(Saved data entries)

--------------------------------

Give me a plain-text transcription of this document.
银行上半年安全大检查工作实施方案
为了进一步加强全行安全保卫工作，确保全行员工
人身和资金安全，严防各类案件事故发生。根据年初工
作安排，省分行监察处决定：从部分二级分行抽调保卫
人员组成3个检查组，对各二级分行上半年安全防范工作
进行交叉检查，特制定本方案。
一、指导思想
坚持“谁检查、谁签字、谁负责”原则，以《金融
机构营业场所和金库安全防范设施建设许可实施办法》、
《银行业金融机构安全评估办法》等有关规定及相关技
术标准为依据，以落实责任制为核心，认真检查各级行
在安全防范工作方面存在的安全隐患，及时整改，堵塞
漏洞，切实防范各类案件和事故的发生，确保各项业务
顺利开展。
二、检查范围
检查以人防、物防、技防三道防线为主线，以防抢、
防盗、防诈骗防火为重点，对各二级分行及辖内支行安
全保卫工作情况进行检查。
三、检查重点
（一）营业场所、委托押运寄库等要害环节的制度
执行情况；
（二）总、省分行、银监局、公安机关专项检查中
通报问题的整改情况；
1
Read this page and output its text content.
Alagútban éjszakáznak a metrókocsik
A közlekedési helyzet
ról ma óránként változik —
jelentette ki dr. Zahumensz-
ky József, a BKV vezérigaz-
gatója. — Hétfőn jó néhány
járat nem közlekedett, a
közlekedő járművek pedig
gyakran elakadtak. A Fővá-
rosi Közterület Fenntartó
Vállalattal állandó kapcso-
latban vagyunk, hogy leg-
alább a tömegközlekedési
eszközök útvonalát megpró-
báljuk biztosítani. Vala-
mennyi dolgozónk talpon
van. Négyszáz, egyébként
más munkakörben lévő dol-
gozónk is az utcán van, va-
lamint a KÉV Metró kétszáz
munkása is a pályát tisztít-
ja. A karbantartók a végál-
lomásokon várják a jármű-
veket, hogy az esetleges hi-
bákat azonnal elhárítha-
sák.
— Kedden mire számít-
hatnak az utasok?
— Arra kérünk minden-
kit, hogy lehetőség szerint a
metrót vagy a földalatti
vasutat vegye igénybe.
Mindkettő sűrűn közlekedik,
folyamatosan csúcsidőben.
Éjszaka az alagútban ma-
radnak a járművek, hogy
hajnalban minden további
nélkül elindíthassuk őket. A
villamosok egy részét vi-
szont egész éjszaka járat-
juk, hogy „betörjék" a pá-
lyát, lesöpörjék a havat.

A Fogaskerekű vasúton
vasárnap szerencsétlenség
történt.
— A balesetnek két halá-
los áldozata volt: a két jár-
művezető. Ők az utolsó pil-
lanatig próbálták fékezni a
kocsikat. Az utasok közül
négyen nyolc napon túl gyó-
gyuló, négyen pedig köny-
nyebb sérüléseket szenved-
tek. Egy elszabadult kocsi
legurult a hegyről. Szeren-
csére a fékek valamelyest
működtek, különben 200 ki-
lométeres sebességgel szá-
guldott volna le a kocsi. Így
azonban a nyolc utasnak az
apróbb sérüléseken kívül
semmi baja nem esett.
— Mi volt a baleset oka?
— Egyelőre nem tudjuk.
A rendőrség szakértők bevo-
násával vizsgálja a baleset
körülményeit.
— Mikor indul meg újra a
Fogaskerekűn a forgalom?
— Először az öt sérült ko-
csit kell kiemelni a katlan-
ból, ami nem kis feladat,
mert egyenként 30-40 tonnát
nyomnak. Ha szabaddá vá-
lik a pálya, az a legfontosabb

--------------------------------

Output the listing above without altering a single character.

COMPLETED TASK:
Give me a plain-text transcription of this document.
银行上半年安全大检查工作实施方案
为了进一步加强全行安全保卫工作，确保全行员工
人身和资金安全，严防各类案件事故发生。根据年初工
作安排，省分行监察处决定：从部分二级分行抽调保卫
人员组成3个检查组，对各二级分行上半年安全防范工作
进行交叉检查，特制定本方案。
一、指导思想
坚持“谁检查、谁签字、谁负责”原则，以《金融
机构营业场所和金库安全防范设施建设许可实施办法》、
《银行业金融机构安全评估办法》等有关规定及相关技
术标准为依据，以落实责任制为核心，认真检查各级行
在安全防范工作方面存在的安全隐患，及时整改，堵塞
漏洞，切实防范各类案件和事故的发生，确保各项业务
顺利开展。
二、检查范围
检查以人防、物防、技防三道防线为主线，以防抢、
防盗、防诈骗防火为重点，对各二级分行及辖内支行安
全保卫工作情况进行检查。
三、检查重点
（一）营业场所、委托押运寄库等要害环节的制度
执行情况；
（二）总、省分行、银监局、公安机关专项检查中
通报问题的整改情况；
1
Read this page and output its text content.
Alagútban éjszakáznak a metrókocsik
A közlekedési helyzet
ról ma óránként változik —
jelentette ki dr. Zahumensz-
ky József, a BKV vezérigaz-
gatója. — Hétfőn jó néhány
járat nem közlekedett, a
közlekedő járművek pedig
gyakran elakadtak. A Fővá-
rosi Közterület Fenntartó
Vállalattal állandó kapcso-
latban vagyunk, hogy leg-
alább a tömegközlekedési
eszközök útvonalát megpró-
báljuk biztosítani. Vala-
mennyi dolgozónk talpon
van. Négyszáz, egyébként
más munkakörben lévő dol-
gozónk is az utcán van, va-
lamint a KÉV Metró kétszáz
munkása is a pályát tisztít-
ja. A karbantartók a végál-
lomásokon várják a jármű-
veket, hogy az esetleges hi-
bákat azonnal elhárítha-
sák.
— Kedden mire számít-
hatnak az utasok?
— Arra kérünk minden-
kit, hogy lehetőség szerint a
metrót vagy a földalatti
vasutat vegye igénybe.
Mindkettő sűrűn közlekedik,
folyamatosan csúcsidőben.
Éjszaka az alagútban ma-
radnak a járművek, hogy
hajnalban minden további
nélkül elindíthassuk őket. A
villamosok egy részét vi-
szont egész éjszaka járat-
juk, hogy „betörjék" a pá-
lyát, lesöpörjék a havat.

A Fogaskerekű vasúton
vasárnap szerencsétlenség
történt.
— A balesetnek két halá-
los áldozata volt: a két jár-
művezető. Ők az utolsó pil-
lanatig próbálták fékezni a
kocsikat. Az utasok közül
négyen nyolc napon túl gyó-
gyuló, négyen pedig köny-
nyebb sérüléseket szenved-
tek. Egy elszabadult kocsi
legurult a hegyről. Szeren-
csére a fékek valamelyest
működtek, különben 200 ki-
lométeres sebességgel szá-
guldott volna le a kocsi. Így
azonban a nyolc utasnak az
apróbb sérüléseken kívül
semmi baja nem esett.
— Mi volt a baleset oka?
— Egyelőre nem tudjuk.
A rendőrség szakértők bevo-
násával vizsgálja a baleset
körülményeit.
— Mikor indul meg újra a
Fogaskerekűn a forgalom?
— Először az öt sérült ko-
csit kell kiemelni a katlan-
ból, ami nem kis feladat,
mert egyenként 30-40 tonnát
nyomnak. Ha szabaddá vá-
lik a pálya, az a legfontosabb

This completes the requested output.